- [Directions for this task]:
For every item below, lay out its lines as a JSON list of strings, one string per line, and leave out any blank lines.

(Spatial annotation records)

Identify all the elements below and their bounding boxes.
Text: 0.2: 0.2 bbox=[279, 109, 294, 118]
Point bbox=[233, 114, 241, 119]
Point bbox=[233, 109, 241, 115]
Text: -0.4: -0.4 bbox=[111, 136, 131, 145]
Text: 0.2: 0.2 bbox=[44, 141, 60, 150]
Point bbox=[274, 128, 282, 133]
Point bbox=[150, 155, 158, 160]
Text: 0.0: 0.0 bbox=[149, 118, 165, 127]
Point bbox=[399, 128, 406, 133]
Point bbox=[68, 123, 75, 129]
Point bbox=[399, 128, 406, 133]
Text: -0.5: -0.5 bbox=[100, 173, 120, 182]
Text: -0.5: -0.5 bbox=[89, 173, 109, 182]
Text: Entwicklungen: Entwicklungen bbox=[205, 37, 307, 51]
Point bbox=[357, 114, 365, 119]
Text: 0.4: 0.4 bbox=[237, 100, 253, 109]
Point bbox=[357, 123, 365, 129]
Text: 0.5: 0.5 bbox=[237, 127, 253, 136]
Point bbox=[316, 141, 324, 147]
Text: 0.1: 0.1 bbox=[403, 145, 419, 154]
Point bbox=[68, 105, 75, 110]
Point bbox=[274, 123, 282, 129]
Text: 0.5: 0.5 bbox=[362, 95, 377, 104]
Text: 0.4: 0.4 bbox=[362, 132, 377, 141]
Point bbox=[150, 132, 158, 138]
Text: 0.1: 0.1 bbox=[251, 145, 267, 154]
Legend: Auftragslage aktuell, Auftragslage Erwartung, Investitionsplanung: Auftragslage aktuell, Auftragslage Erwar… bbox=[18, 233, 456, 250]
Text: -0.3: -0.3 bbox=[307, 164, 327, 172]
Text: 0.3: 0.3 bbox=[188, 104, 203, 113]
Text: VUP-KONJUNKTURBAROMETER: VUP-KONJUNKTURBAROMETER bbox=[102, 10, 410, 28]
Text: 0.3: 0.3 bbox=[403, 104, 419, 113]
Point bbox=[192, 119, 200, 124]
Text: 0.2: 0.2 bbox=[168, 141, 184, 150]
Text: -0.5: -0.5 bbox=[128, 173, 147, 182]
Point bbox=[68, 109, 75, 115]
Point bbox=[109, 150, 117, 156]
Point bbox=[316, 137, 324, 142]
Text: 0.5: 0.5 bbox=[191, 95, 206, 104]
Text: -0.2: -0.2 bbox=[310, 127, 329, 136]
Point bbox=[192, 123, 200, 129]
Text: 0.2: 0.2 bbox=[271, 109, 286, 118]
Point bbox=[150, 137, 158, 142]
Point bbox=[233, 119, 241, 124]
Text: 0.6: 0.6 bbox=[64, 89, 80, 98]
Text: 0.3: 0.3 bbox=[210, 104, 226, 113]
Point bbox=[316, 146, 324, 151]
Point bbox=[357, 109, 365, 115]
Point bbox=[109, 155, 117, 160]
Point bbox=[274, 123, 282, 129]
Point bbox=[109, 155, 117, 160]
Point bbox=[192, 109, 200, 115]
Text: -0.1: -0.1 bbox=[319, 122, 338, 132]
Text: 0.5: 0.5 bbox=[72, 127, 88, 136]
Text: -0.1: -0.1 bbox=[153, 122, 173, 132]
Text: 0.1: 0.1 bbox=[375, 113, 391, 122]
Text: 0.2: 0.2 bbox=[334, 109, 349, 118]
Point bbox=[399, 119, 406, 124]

- [Result of the task]:
[
  "Identify all the elements below and their bounding boxes.",
  "Text: 0.2: 0.2 bbox=[279, 109, 294, 118]",
  "Point bbox=[233, 114, 241, 119]",
  "Point bbox=[233, 109, 241, 115]",
  "Text: -0.4: -0.4 bbox=[111, 136, 131, 145]",
  "Text: 0.2: 0.2 bbox=[44, 141, 60, 150]",
  "Point bbox=[274, 128, 282, 133]",
  "Point bbox=[150, 155, 158, 160]",
  "Text: 0.0: 0.0 bbox=[149, 118, 165, 127]",
  "Point bbox=[399, 128, 406, 133]",
  "Point bbox=[68, 123, 75, 129]",
  "Point bbox=[399, 128, 406, 133]",
  "Text: -0.5: -0.5 bbox=[100, 173, 120, 182]",
  "Text: -0.5: -0.5 bbox=[89, 173, 109, 182]",
  "Text: Entwicklungen: Entwicklungen bbox=[205, 37, 307, 51]",
  "Point bbox=[357, 114, 365, 119]",
  "Text: 0.4: 0.4 bbox=[237, 100, 253, 109]",
  "Point bbox=[357, 123, 365, 129]",
  "Text: 0.5: 0.5 bbox=[237, 127, 253, 136]",
  "Point bbox=[316, 141, 324, 147]",
  "Text: 0.1: 0.1 bbox=[403, 145, 419, 154]",
  "Point bbox=[68, 105, 75, 110]",
  "Point bbox=[274, 123, 282, 129]",
  "Text: 0.5: 0.5 bbox=[362, 95, 377, 104]",
  "Text: 0.4: 0.4 bbox=[362, 132, 377, 141]",
  "Point bbox=[150, 132, 158, 138]",
  "Text: 0.1: 0.1 bbox=[251, 145, 267, 154]",
  "Legend: Auftragslage aktuell, Auftragslage Erwartung, Investitionsplanung: Auftragslage aktuell, Auftragslage Erwar… bbox=[18, 233, 456, 250]",
  "Text: -0.3: -0.3 bbox=[307, 164, 327, 172]",
  "Text: 0.3: 0.3 bbox=[188, 104, 203, 113]",
  "Text: VUP-KONJUNKTURBAROMETER: VUP-KONJUNKTURBAROMETER bbox=[102, 10, 410, 28]",
  "Text: 0.3: 0.3 bbox=[403, 104, 419, 113]",
  "Point bbox=[192, 119, 200, 124]",
  "Text: 0.2: 0.2 bbox=[168, 141, 184, 150]",
  "Text: -0.5: -0.5 bbox=[128, 173, 147, 182]",
  "Point bbox=[68, 109, 75, 115]",
  "Point bbox=[109, 150, 117, 156]",
  "Point bbox=[316, 137, 324, 142]",
  "Text: 0.5: 0.5 bbox=[191, 95, 206, 104]",
  "Text: -0.2: -0.2 bbox=[310, 127, 329, 136]",
  "Point bbox=[192, 123, 200, 129]",
  "Text: 0.2: 0.2 bbox=[271, 109, 286, 118]",
  "Point bbox=[150, 137, 158, 142]",
  "Point bbox=[233, 119, 241, 124]",
  "Text: 0.6: 0.6 bbox=[64, 89, 80, 98]",
  "Text: 0.3: 0.3 bbox=[210, 104, 226, 113]",
  "Point bbox=[316, 146, 324, 151]",
  "Point bbox=[357, 109, 365, 115]",
  "Point bbox=[109, 155, 117, 160]",
  "Point bbox=[274, 123, 282, 129]",
  "Point bbox=[109, 155, 117, 160]",
  "Point bbox=[192, 109, 200, 115]",
  "Text: -0.1: -0.1 bbox=[319, 122, 338, 132]",
  "Text: 0.5: 0.5 bbox=[72, 127, 88, 136]",
  "Text: -0.1: -0.1 bbox=[153, 122, 173, 132]",
  "Text: 0.1: 0.1 bbox=[375, 113, 391, 122]",
  "Text: 0.2: 0.2 bbox=[334, 109, 349, 118]",
  "Point bbox=[399, 119, 406, 124]"
]